::: Record excerpts
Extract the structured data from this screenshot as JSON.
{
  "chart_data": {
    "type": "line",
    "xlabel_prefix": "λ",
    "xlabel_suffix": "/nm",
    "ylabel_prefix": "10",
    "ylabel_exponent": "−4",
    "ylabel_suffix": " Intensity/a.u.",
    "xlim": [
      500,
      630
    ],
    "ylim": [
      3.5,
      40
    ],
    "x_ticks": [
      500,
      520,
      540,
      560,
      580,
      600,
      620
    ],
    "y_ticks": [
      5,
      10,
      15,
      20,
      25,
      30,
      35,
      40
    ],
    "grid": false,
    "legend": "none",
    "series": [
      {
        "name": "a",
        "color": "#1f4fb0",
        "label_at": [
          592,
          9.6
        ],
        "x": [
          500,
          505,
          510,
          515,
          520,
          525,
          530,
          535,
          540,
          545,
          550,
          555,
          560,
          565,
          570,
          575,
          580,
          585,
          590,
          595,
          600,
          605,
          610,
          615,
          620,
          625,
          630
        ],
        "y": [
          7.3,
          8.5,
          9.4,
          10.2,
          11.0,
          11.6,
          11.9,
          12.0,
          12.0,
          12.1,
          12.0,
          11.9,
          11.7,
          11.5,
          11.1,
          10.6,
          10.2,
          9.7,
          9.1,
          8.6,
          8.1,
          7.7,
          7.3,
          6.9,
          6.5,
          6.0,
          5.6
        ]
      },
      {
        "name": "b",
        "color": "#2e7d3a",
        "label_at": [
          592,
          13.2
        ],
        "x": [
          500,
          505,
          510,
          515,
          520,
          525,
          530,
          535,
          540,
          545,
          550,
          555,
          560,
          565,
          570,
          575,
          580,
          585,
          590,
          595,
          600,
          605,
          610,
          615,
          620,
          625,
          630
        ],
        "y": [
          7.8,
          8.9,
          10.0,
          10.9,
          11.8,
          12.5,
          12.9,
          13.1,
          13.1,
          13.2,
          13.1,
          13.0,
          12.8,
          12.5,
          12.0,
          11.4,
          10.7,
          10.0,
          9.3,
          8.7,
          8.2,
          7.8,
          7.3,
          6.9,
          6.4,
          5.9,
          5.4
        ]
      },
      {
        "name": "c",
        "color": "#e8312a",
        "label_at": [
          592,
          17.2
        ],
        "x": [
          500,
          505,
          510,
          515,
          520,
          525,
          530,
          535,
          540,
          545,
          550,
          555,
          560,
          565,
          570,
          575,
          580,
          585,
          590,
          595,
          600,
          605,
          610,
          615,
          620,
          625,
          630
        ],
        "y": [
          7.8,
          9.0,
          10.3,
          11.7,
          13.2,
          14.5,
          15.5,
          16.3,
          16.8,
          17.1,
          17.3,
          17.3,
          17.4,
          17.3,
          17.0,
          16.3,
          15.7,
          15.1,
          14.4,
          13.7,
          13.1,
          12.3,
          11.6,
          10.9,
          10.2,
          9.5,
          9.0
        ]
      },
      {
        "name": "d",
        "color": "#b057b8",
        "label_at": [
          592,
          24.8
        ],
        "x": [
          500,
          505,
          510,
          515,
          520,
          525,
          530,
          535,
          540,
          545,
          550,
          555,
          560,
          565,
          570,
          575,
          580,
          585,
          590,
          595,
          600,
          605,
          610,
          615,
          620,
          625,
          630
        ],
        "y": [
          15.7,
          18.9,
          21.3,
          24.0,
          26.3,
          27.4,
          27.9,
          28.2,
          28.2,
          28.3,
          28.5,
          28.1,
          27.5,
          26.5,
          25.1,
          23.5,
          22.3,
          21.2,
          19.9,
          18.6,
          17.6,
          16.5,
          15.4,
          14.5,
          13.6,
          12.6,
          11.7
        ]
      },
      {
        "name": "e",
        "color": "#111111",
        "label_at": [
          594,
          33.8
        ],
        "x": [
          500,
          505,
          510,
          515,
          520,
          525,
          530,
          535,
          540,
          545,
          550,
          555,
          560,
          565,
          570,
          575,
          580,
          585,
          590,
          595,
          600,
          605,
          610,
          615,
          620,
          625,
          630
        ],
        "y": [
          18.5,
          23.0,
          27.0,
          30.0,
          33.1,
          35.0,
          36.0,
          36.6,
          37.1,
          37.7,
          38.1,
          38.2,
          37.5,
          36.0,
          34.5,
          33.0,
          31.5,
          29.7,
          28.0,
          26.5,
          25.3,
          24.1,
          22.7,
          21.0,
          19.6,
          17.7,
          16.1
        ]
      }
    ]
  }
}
::::::
Written exercise: Write out all of the records once more, exactly.

Solution below:
Extract the structured data from this screenshot as JSON.
{
  "chart_data": {
    "type": "line",
    "xlabel_prefix": "λ",
    "xlabel_suffix": "/nm",
    "ylabel_prefix": "10",
    "ylabel_exponent": "−4",
    "ylabel_suffix": " Intensity/a.u.",
    "xlim": [
      500,
      630
    ],
    "ylim": [
      3.5,
      40
    ],
    "x_ticks": [
      500,
      520,
      540,
      560,
      580,
      600,
      620
    ],
    "y_ticks": [
      5,
      10,
      15,
      20,
      25,
      30,
      35,
      40
    ],
    "grid": false,
    "legend": "none",
    "series": [
      {
        "name": "a",
        "color": "#1f4fb0",
        "label_at": [
          592,
          9.6
        ],
        "x": [
          500,
          505,
          510,
          515,
          520,
          525,
          530,
          535,
          540,
          545,
          550,
          555,
          560,
          565,
          570,
          575,
          580,
          585,
          590,
          595,
          600,
          605,
          610,
          615,
          620,
          625,
          630
        ],
        "y": [
          7.3,
          8.5,
          9.4,
          10.2,
          11.0,
          11.6,
          11.9,
          12.0,
          12.0,
          12.1,
          12.0,
          11.9,
          11.7,
          11.5,
          11.1,
          10.6,
          10.2,
          9.7,
          9.1,
          8.6,
          8.1,
          7.7,
          7.3,
          6.9,
          6.5,
          6.0,
          5.6
        ]
      },
      {
        "name": "b",
        "color": "#2e7d3a",
        "label_at": [
          592,
          13.2
        ],
        "x": [
          500,
          505,
          510,
          515,
          520,
          525,
          530,
          535,
          540,
          545,
          550,
          555,
          560,
          565,
          570,
          575,
          580,
          585,
          590,
          595,
          600,
          605,
          610,
          615,
          620,
          625,
          630
        ],
        "y": [
          7.8,
          8.9,
          10.0,
          10.9,
          11.8,
          12.5,
          12.9,
          13.1,
          13.1,
          13.2,
          13.1,
          13.0,
          12.8,
          12.5,
          12.0,
          11.4,
          10.7,
          10.0,
          9.3,
          8.7,
          8.2,
          7.8,
          7.3,
          6.9,
          6.4,
          5.9,
          5.4
        ]
      },
      {
        "name": "c",
        "color": "#e8312a",
        "label_at": [
          592,
          17.2
        ],
        "x": [
          500,
          505,
          510,
          515,
          520,
          525,
          530,
          535,
          540,
          545,
          550,
          555,
          560,
          565,
          570,
          575,
          580,
          585,
          590,
          595,
          600,
          605,
          610,
          615,
          620,
          625,
          630
        ],
        "y": [
          7.8,
          9.0,
          10.3,
          11.7,
          13.2,
          14.5,
          15.5,
          16.3,
          16.8,
          17.1,
          17.3,
          17.3,
          17.4,
          17.3,
          17.0,
          16.3,
          15.7,
          15.1,
          14.4,
          13.7,
          13.1,
          12.3,
          11.6,
          10.9,
          10.2,
          9.5,
          9.0
        ]
      },
      {
        "name": "d",
        "color": "#b057b8",
        "label_at": [
          592,
          24.8
        ],
        "x": [
          500,
          505,
          510,
          515,
          520,
          525,
          530,
          535,
          540,
          545,
          550,
          555,
          560,
          565,
          570,
          575,
          580,
          585,
          590,
          595,
          600,
          605,
          610,
          615,
          620,
          625,
          630
        ],
        "y": [
          15.7,
          18.9,
          21.3,
          24.0,
          26.3,
          27.4,
          27.9,
          28.2,
          28.2,
          28.3,
          28.5,
          28.1,
          27.5,
          26.5,
          25.1,
          23.5,
          22.3,
          21.2,
          19.9,
          18.6,
          17.6,
          16.5,
          15.4,
          14.5,
          13.6,
          12.6,
          11.7
        ]
      },
      {
        "name": "e",
        "color": "#111111",
        "label_at": [
          594,
          33.8
        ],
        "x": [
          500,
          505,
          510,
          515,
          520,
          525,
          530,
          535,
          540,
          545,
          550,
          555,
          560,
          565,
          570,
          575,
          580,
          585,
          590,
          595,
          600,
          605,
          610,
          615,
          620,
          625,
          630
        ],
        "y": [
          18.5,
          23.0,
          27.0,
          30.0,
          33.1,
          35.0,
          36.0,
          36.6,
          37.1,
          37.7,
          38.1,
          38.2,
          37.5,
          36.0,
          34.5,
          33.0,
          31.5,
          29.7,
          28.0,
          26.5,
          25.3,
          24.1,
          22.7,
          21.0,
          19.6,
          17.7,
          16.1
        ]
      }
    ]
  }
}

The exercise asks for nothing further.